_EXERCISE GOAL_
Extract each line of the material that follows exactly and omit its pictures.

--- START OF DATASET CONTENT ---

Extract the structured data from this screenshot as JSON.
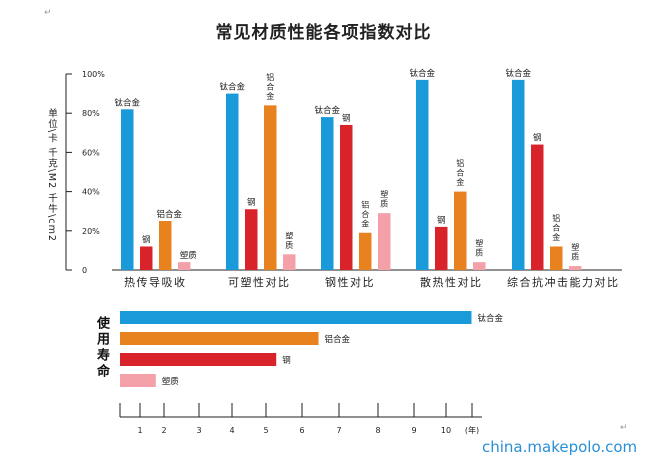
{
  "marks": {
    "top_left": "↵",
    "bottom_right": "↵"
  },
  "watermark": "china.makepolo.com",
  "chart_data": [
    {
      "type": "bar",
      "title": "常见材质性能各项指数对比",
      "ylabel": "单位\\卡 千克\\M2 千牛\\cm2",
      "ylim": [
        0,
        100
      ],
      "yticks": [
        "0",
        "20%",
        "40%",
        "60%",
        "80%",
        "100%"
      ],
      "categories": [
        "热传导吸收",
        "可塑性对比",
        "钢性对比",
        "散热性对比",
        "综合抗冲击能力对比"
      ],
      "series": [
        {
          "name": "钛合金",
          "color": "#1a9ad9",
          "values": [
            82,
            90,
            78,
            97,
            97
          ]
        },
        {
          "name": "钢",
          "color": "#d9232a",
          "values": [
            12,
            31,
            74,
            22,
            64
          ]
        },
        {
          "name": "铝合金",
          "color": "#e8821e",
          "values": [
            25,
            84,
            19,
            40,
            12
          ]
        },
        {
          "name": "塑质",
          "color": "#f4a0a8",
          "values": [
            4,
            8,
            29,
            4,
            2
          ]
        }
      ],
      "bar_labels": [
        [
          "钛合金",
          "钢",
          "铝合金",
          "塑质"
        ],
        [
          "钛合金",
          "钢",
          "铝合金",
          "塑质"
        ],
        [
          "钛合金",
          "钢",
          "铝合金",
          "塑质"
        ],
        [
          "钛合金",
          "钢",
          "铝合金",
          "塑质"
        ],
        [
          "钛合金",
          "钢",
          "铝合金",
          "塑质"
        ]
      ]
    },
    {
      "type": "bar",
      "orientation": "horizontal",
      "ylabel": "使用寿命",
      "xlim": [
        0,
        11
      ],
      "xticks": [
        "1",
        "2",
        "3",
        "4",
        "5",
        "6",
        "7",
        "8",
        "9",
        "10",
        "(年)"
      ],
      "categories": [
        "钛合金",
        "铝合金",
        "钢",
        "塑质"
      ],
      "colors": [
        "#1a9ad9",
        "#e8821e",
        "#d9232a",
        "#f4a0a8"
      ],
      "values": [
        10.8,
        6.1,
        4.8,
        1.1
      ]
    }
  ]
}
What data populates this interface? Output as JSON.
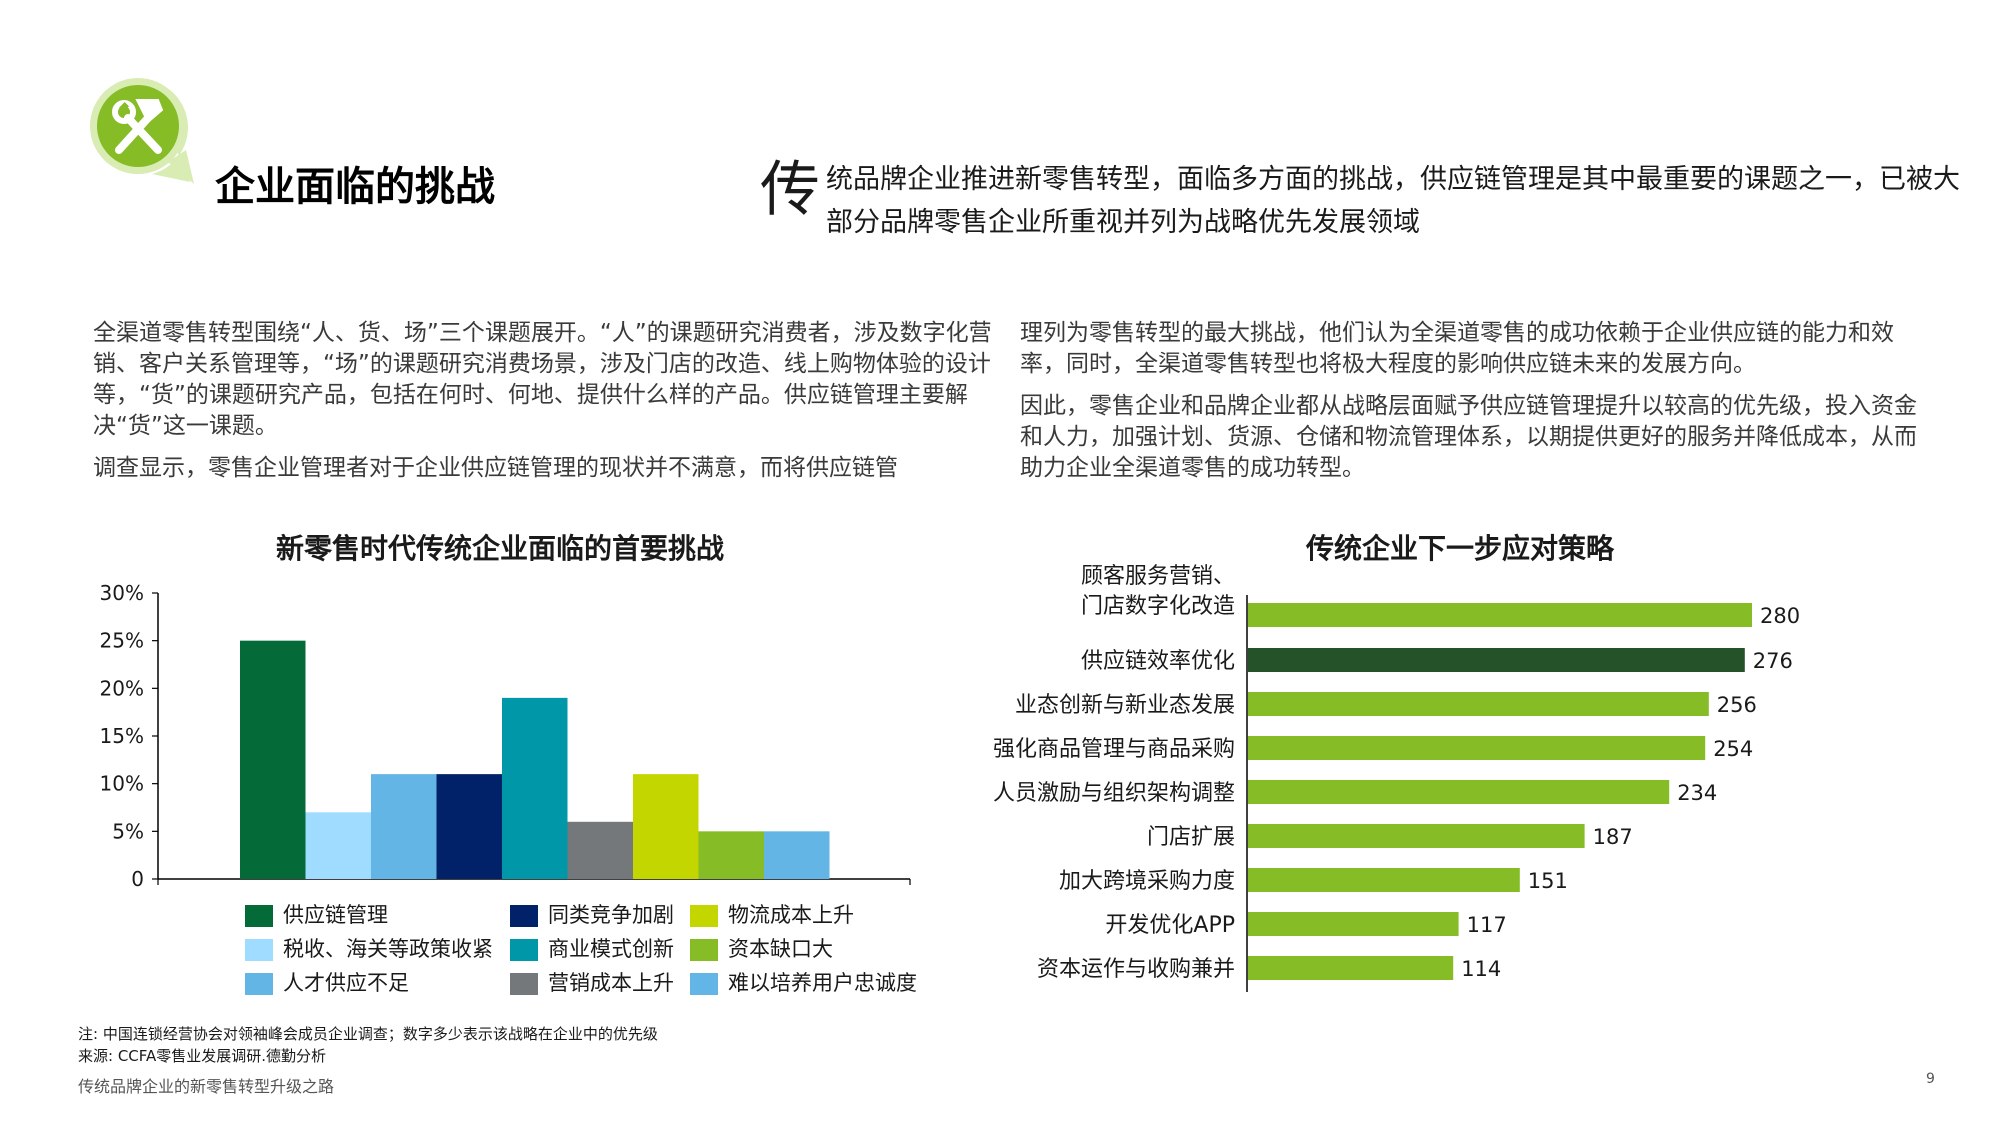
{
  "logo": {
    "icon": "hammer-wrench-icon",
    "color": "#86bc25"
  },
  "page": {
    "title": "企业面临的挑战",
    "intro_dropcap": "传",
    "intro_text": "统品牌企业推进新零售转型，面临多方面的挑战，供应链管理是其中最重要的课题之一，已被大部分品牌零售企业所重视并列为战略优先发展领域",
    "left_paragraphs": [
      "全渠道零售转型围绕“人、货、场”三个课题展开。“人”的课题研究消费者，涉及数字化营销、客户关系管理等，“场”的课题研究消费场景，涉及门店的改造、线上购物体验的设计等，“货”的课题研究产品，包括在何时、何地、提供什么样的产品。供应链管理主要解决“货”这一课题。",
      "调查显示，零售企业管理者对于企业供应链管理的现状并不满意，而将供应链管"
    ],
    "right_paragraphs": [
      "理列为零售转型的最大挑战，他们认为全渠道零售的成功依赖于企业供应链的能力和效率，同时，全渠道零售转型也将极大程度的影响供应链未来的发展方向。",
      "因此，零售企业和品牌企业都从战略层面赋予供应链管理提升以较高的优先级，投入资金和人力，加强计划、货源、仓储和物流管理体系，以期提供更好的服务并降低成本，从而助力企业全渠道零售的成功转型。"
    ],
    "notes": [
      "注: 中国连锁经营协会对领袖峰会成员企业调查；数字多少表示该战略在企业中的优先级",
      "来源: CCFA零售业发展调研.德勤分析"
    ],
    "footer": "传统品牌企业的新零售转型升级之路",
    "page_number": "9"
  },
  "chart_data": [
    {
      "type": "bar",
      "title": "新零售时代传统企业面临的首要挑战",
      "ylim": [
        0,
        0.3
      ],
      "yticks": [
        "0",
        "5%",
        "10%",
        "15%",
        "20%",
        "25%",
        "30%"
      ],
      "ytick_values": [
        0,
        0.05,
        0.1,
        0.15,
        0.2,
        0.25,
        0.3
      ],
      "grid": false,
      "legend_position": "bottom",
      "series": [
        {
          "name": "供应链管理",
          "value": 0.25,
          "color": "#046a38"
        },
        {
          "name": "税收、海关等政策收紧",
          "value": 0.07,
          "color": "#a0dcff"
        },
        {
          "name": "人才供应不足",
          "value": 0.11,
          "color": "#62b5e5"
        },
        {
          "name": "同类竞争加剧",
          "value": 0.11,
          "color": "#012169"
        },
        {
          "name": "商业模式创新",
          "value": 0.19,
          "color": "#0097a9"
        },
        {
          "name": "营销成本上升",
          "value": 0.06,
          "color": "#75787b"
        },
        {
          "name": "物流成本上升",
          "value": 0.11,
          "color": "#c4d600"
        },
        {
          "name": "资本缺口大",
          "value": 0.05,
          "color": "#86bc25"
        },
        {
          "name": "难以培养用户忠诚度",
          "value": 0.05,
          "color": "#62b5e5"
        }
      ]
    },
    {
      "type": "bar",
      "orientation": "horizontal",
      "title": "传统企业下一步应对策略",
      "xlim": [
        0,
        300
      ],
      "grid": false,
      "categories": [
        [
          "顾客服务营销、",
          "门店数字化改造"
        ],
        [
          "供应链效率优化"
        ],
        [
          "业态创新与新业态发展"
        ],
        [
          "强化商品管理与商品采购"
        ],
        [
          "人员激励与组织架构调整"
        ],
        [
          "门店扩展"
        ],
        [
          "加大跨境采购力度"
        ],
        [
          "开发优化APP"
        ],
        [
          "资本运作与收购兼并"
        ]
      ],
      "values": [
        280,
        276,
        256,
        254,
        234,
        187,
        151,
        117,
        114
      ],
      "colors": [
        "#86bc25",
        "#26522a",
        "#86bc25",
        "#86bc25",
        "#86bc25",
        "#86bc25",
        "#86bc25",
        "#86bc25",
        "#86bc25"
      ]
    }
  ]
}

--- END OF DATASET CONTENT ---

_ANSWER FOR THE TASK_
Extract the structured data from this screenshot as JSON.
{
  "marks": {
    "top_left": "↵",
    "bottom_right": "↵"
  },
  "watermark": "china.makepolo.com",
  "chart_data": [
    {
      "type": "bar",
      "title": "常见材质性能各项指数对比",
      "ylabel": "单位\\卡 千克\\M2 千牛\\cm2",
      "ylim": [
        0,
        100
      ],
      "yticks": [
        "0",
        "20%",
        "40%",
        "60%",
        "80%",
        "100%"
      ],
      "categories": [
        "热传导吸收",
        "可塑性对比",
        "钢性对比",
        "散热性对比",
        "综合抗冲击能力对比"
      ],
      "series": [
        {
          "name": "钛合金",
          "color": "#1a9ad9",
          "values": [
            82,
            90,
            78,
            97,
            97
          ]
        },
        {
          "name": "钢",
          "color": "#d9232a",
          "values": [
            12,
            31,
            74,
            22,
            64
          ]
        },
        {
          "name": "铝合金",
          "color": "#e8821e",
          "values": [
            25,
            84,
            19,
            40,
            12
          ]
        },
        {
          "name": "塑质",
          "color": "#f4a0a8",
          "values": [
            4,
            8,
            29,
            4,
            2
          ]
        }
      ],
      "bar_labels": [
        [
          "钛合金",
          "钢",
          "铝合金",
          "塑质"
        ],
        [
          "钛合金",
          "钢",
          "铝合金",
          "塑质"
        ],
        [
          "钛合金",
          "钢",
          "铝合金",
          "塑质"
        ],
        [
          "钛合金",
          "钢",
          "铝合金",
          "塑质"
        ],
        [
          "钛合金",
          "钢",
          "铝合金",
          "塑质"
        ]
      ]
    },
    {
      "type": "bar",
      "orientation": "horizontal",
      "ylabel": "使用寿命",
      "xlim": [
        0,
        11
      ],
      "xticks": [
        "1",
        "2",
        "3",
        "4",
        "5",
        "6",
        "7",
        "8",
        "9",
        "10",
        "(年)"
      ],
      "categories": [
        "钛合金",
        "铝合金",
        "钢",
        "塑质"
      ],
      "colors": [
        "#1a9ad9",
        "#e8821e",
        "#d9232a",
        "#f4a0a8"
      ],
      "values": [
        10.8,
        6.1,
        4.8,
        1.1
      ]
    }
  ]
}
What data populates this interface? Output as JSON.
{
  "logo": {
    "icon": "hammer-wrench-icon",
    "color": "#86bc25"
  },
  "page": {
    "title": "企业面临的挑战",
    "intro_dropcap": "传",
    "intro_text": "统品牌企业推进新零售转型，面临多方面的挑战，供应链管理是其中最重要的课题之一，已被大部分品牌零售企业所重视并列为战略优先发展领域",
    "left_paragraphs": [
      "全渠道零售转型围绕“人、货、场”三个课题展开。“人”的课题研究消费者，涉及数字化营销、客户关系管理等，“场”的课题研究消费场景，涉及门店的改造、线上购物体验的设计等，“货”的课题研究产品，包括在何时、何地、提供什么样的产品。供应链管理主要解决“货”这一课题。",
      "调查显示，零售企业管理者对于企业供应链管理的现状并不满意，而将供应链管"
    ],
    "right_paragraphs": [
      "理列为零售转型的最大挑战，他们认为全渠道零售的成功依赖于企业供应链的能力和效率，同时，全渠道零售转型也将极大程度的影响供应链未来的发展方向。",
      "因此，零售企业和品牌企业都从战略层面赋予供应链管理提升以较高的优先级，投入资金和人力，加强计划、货源、仓储和物流管理体系，以期提供更好的服务并降低成本，从而助力企业全渠道零售的成功转型。"
    ],
    "notes": [
      "注: 中国连锁经营协会对领袖峰会成员企业调查；数字多少表示该战略在企业中的优先级",
      "来源: CCFA零售业发展调研.德勤分析"
    ],
    "footer": "传统品牌企业的新零售转型升级之路",
    "page_number": "9"
  },
  "chart_data": [
    {
      "type": "bar",
      "title": "新零售时代传统企业面临的首要挑战",
      "ylim": [
        0,
        0.3
      ],
      "yticks": [
        "0",
        "5%",
        "10%",
        "15%",
        "20%",
        "25%",
        "30%"
      ],
      "ytick_values": [
        0,
        0.05,
        0.1,
        0.15,
        0.2,
        0.25,
        0.3
      ],
      "grid": false,
      "legend_position": "bottom",
      "series": [
        {
          "name": "供应链管理",
          "value": 0.25,
          "color": "#046a38"
        },
        {
          "name": "税收、海关等政策收紧",
          "value": 0.07,
          "color": "#a0dcff"
        },
        {
          "name": "人才供应不足",
          "value": 0.11,
          "color": "#62b5e5"
        },
        {
          "name": "同类竞争加剧",
          "value": 0.11,
          "color": "#012169"
        },
        {
          "name": "商业模式创新",
          "value": 0.19,
          "color": "#0097a9"
        },
        {
          "name": "营销成本上升",
          "value": 0.06,
          "color": "#75787b"
        },
        {
          "name": "物流成本上升",
          "value": 0.11,
          "color": "#c4d600"
        },
        {
          "name": "资本缺口大",
          "value": 0.05,
          "color": "#86bc25"
        },
        {
          "name": "难以培养用户忠诚度",
          "value": 0.05,
          "color": "#62b5e5"
        }
      ]
    },
    {
      "type": "bar",
      "orientation": "horizontal",
      "title": "传统企业下一步应对策略",
      "xlim": [
        0,
        300
      ],
      "grid": false,
      "categories": [
        [
          "顾客服务营销、",
          "门店数字化改造"
        ],
        [
          "供应链效率优化"
        ],
        [
          "业态创新与新业态发展"
        ],
        [
          "强化商品管理与商品采购"
        ],
        [
          "人员激励与组织架构调整"
        ],
        [
          "门店扩展"
        ],
        [
          "加大跨境采购力度"
        ],
        [
          "开发优化APP"
        ],
        [
          "资本运作与收购兼并"
        ]
      ],
      "values": [
        280,
        276,
        256,
        254,
        234,
        187,
        151,
        117,
        114
      ],
      "colors": [
        "#86bc25",
        "#26522a",
        "#86bc25",
        "#86bc25",
        "#86bc25",
        "#86bc25",
        "#86bc25",
        "#86bc25",
        "#86bc25"
      ]
    }
  ]
}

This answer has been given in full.